— Start of Provided records —

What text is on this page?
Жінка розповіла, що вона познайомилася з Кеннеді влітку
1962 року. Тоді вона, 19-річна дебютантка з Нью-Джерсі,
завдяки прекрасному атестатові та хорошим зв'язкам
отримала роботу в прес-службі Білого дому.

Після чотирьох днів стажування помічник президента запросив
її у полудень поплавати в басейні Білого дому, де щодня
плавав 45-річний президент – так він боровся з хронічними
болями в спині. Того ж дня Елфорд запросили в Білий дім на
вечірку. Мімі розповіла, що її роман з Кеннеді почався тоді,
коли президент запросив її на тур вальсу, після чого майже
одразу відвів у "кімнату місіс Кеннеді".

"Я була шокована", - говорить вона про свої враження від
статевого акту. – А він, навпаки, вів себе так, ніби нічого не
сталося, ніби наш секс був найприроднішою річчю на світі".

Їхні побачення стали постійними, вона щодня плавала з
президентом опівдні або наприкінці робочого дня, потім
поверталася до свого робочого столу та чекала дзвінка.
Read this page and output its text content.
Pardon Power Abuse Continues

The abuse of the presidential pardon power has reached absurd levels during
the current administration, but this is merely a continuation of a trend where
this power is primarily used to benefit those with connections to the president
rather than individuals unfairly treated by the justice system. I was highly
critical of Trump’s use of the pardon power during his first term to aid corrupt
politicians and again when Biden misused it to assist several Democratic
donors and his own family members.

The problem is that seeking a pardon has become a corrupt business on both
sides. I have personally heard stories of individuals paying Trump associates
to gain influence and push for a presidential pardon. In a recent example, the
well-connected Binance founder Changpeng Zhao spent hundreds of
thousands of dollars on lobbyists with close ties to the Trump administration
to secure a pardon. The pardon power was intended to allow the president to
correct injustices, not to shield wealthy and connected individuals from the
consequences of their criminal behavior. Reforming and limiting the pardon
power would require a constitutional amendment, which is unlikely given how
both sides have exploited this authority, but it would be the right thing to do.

— End of Provided records —

• **What is asked**:
Copy each record from above without leaving any out.

• **Result**:
What text is on this page?
Жінка розповіла, що вона познайомилася з Кеннеді влітку
1962 року. Тоді вона, 19-річна дебютантка з Нью-Джерсі,
завдяки прекрасному атестатові та хорошим зв'язкам
отримала роботу в прес-службі Білого дому.

Після чотирьох днів стажування помічник президента запросив
її у полудень поплавати в басейні Білого дому, де щодня
плавав 45-річний президент – так він боровся з хронічними
болями в спині. Того ж дня Елфорд запросили в Білий дім на
вечірку. Мімі розповіла, що її роман з Кеннеді почався тоді,
коли президент запросив її на тур вальсу, після чого майже
одразу відвів у "кімнату місіс Кеннеді".

"Я була шокована", - говорить вона про свої враження від
статевого акту. – А він, навпаки, вів себе так, ніби нічого не
сталося, ніби наш секс був найприроднішою річчю на світі".

Їхні побачення стали постійними, вона щодня плавала з
президентом опівдні або наприкінці робочого дня, потім
поверталася до свого робочого столу та чекала дзвінка.
Read this page and output its text content.
Pardon Power Abuse Continues

The abuse of the presidential pardon power has reached absurd levels during
the current administration, but this is merely a continuation of a trend where
this power is primarily used to benefit those with connections to the president
rather than individuals unfairly treated by the justice system. I was highly
critical of Trump’s use of the pardon power during his first term to aid corrupt
politicians and again when Biden misused it to assist several Democratic
donors and his own family members.

The problem is that seeking a pardon has become a corrupt business on both
sides. I have personally heard stories of individuals paying Trump associates
to gain influence and push for a presidential pardon. In a recent example, the
well-connected Binance founder Changpeng Zhao spent hundreds of
thousands of dollars on lobbyists with close ties to the Trump administration
to secure a pardon. The pardon power was intended to allow the president to
correct injustices, not to shield wealthy and connected individuals from the
consequences of their criminal behavior. Reforming and limiting the pardon
power would require a constitutional amendment, which is unlikely given how
both sides have exploited this authority, but it would be the right thing to do.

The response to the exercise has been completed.